DATA LINES:
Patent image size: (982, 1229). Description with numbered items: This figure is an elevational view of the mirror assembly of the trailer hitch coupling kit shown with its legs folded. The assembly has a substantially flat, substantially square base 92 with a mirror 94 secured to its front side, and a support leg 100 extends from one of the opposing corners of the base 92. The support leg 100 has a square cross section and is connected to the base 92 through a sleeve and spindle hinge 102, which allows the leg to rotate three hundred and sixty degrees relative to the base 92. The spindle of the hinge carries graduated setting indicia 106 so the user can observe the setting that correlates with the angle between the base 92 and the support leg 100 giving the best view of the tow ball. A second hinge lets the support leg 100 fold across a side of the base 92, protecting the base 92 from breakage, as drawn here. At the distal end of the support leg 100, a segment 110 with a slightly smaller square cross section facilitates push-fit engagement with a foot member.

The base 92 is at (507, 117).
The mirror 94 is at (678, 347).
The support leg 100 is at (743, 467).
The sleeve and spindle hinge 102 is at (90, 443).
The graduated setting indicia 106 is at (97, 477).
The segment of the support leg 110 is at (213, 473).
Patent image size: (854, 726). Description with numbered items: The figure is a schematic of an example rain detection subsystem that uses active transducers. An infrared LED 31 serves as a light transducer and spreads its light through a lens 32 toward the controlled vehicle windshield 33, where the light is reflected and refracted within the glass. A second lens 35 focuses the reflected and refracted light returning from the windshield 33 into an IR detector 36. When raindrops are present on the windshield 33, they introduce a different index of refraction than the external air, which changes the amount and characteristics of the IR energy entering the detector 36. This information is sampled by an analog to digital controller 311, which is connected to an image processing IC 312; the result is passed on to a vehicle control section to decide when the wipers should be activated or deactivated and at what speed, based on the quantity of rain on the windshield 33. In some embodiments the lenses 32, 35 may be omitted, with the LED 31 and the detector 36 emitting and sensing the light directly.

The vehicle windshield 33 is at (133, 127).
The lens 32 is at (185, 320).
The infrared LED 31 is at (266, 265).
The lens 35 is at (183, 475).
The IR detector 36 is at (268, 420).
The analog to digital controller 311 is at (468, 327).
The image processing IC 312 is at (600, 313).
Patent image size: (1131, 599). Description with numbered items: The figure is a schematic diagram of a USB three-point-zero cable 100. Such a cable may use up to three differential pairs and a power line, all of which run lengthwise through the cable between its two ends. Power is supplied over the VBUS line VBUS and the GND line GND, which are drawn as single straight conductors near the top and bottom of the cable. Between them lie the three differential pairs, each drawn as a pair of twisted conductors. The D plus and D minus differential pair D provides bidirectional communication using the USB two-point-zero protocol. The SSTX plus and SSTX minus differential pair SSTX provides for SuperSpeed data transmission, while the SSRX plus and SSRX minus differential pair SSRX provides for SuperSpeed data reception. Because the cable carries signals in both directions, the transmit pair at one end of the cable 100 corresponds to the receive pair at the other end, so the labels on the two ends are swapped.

THE REQUEST:
Reproduce the material above word for word, from its first line through its last.

EXERCISE SOLUTION:
Patent image size: (982, 1229). Description with numbered items: This figure is an elevational view of the mirror assembly of the trailer hitch coupling kit shown with its legs folded. The assembly has a substantially flat, substantially square base 92 with a mirror 94 secured to its front side, and a support leg 100 extends from one of the opposing corners of the base 92. The support leg 100 has a square cross section and is connected to the base 92 through a sleeve and spindle hinge 102, which allows the leg to rotate three hundred and sixty degrees relative to the base 92. The spindle of the hinge carries graduated setting indicia 106 so the user can observe the setting that correlates with the angle between the base 92 and the support leg 100 giving the best view of the tow ball. A second hinge lets the support leg 100 fold across a side of the base 92, protecting the base 92 from breakage, as drawn here. At the distal end of the support leg 100, a segment 110 with a slightly smaller square cross section facilitates push-fit engagement with a foot member.

The base 92 is at (507, 117).
The mirror 94 is at (678, 347).
The support leg 100 is at (743, 467).
The sleeve and spindle hinge 102 is at (90, 443).
The graduated setting indicia 106 is at (97, 477).
The segment of the support leg 110 is at (213, 473).
Patent image size: (854, 726). Description with numbered items: The figure is a schematic of an example rain detection subsystem that uses active transducers. An infrared LED 31 serves as a light transducer and spreads its light through a lens 32 toward the controlled vehicle windshield 33, where the light is reflected and refracted within the glass. A second lens 35 focuses the reflected and refracted light returning from the windshield 33 into an IR detector 36. When raindrops are present on the windshield 33, they introduce a different index of refraction than the external air, which changes the amount and characteristics of the IR energy entering the detector 36. This information is sampled by an analog to digital controller 311, which is connected to an image processing IC 312; the result is passed on to a vehicle control section to decide when the wipers should be activated or deactivated and at what speed, based on the quantity of rain on the windshield 33. In some embodiments the lenses 32, 35 may be omitted, with the LED 31 and the detector 36 emitting and sensing the light directly.

The vehicle windshield 33 is at (133, 127).
The lens 32 is at (185, 320).
The infrared LED 31 is at (266, 265).
The lens 35 is at (183, 475).
The IR detector 36 is at (268, 420).
The analog to digital controller 311 is at (468, 327).
The image processing IC 312 is at (600, 313).
Patent image size: (1131, 599). Description with numbered items: The figure is a schematic diagram of a USB three-point-zero cable 100. Such a cable may use up to three differential pairs and a power line, all of which run lengthwise through the cable between its two ends. Power is supplied over the VBUS line VBUS and the GND line GND, which are drawn as single straight conductors near the top and bottom of the cable. Between them lie the three differential pairs, each drawn as a pair of twisted conductors. The D plus and D minus differential pair D provides bidirectional communication using the USB two-point-zero protocol. The SSTX plus and SSTX minus differential pair SSTX provides for SuperSpeed data transmission, while the SSRX plus and SSRX minus differential pair SSRX provides for SuperSpeed data reception. Because the cable carries signals in both directions, the transmit pair at one end of the cable 100 corresponds to the receive pair at the other end, so the labels on the two ends are swapped.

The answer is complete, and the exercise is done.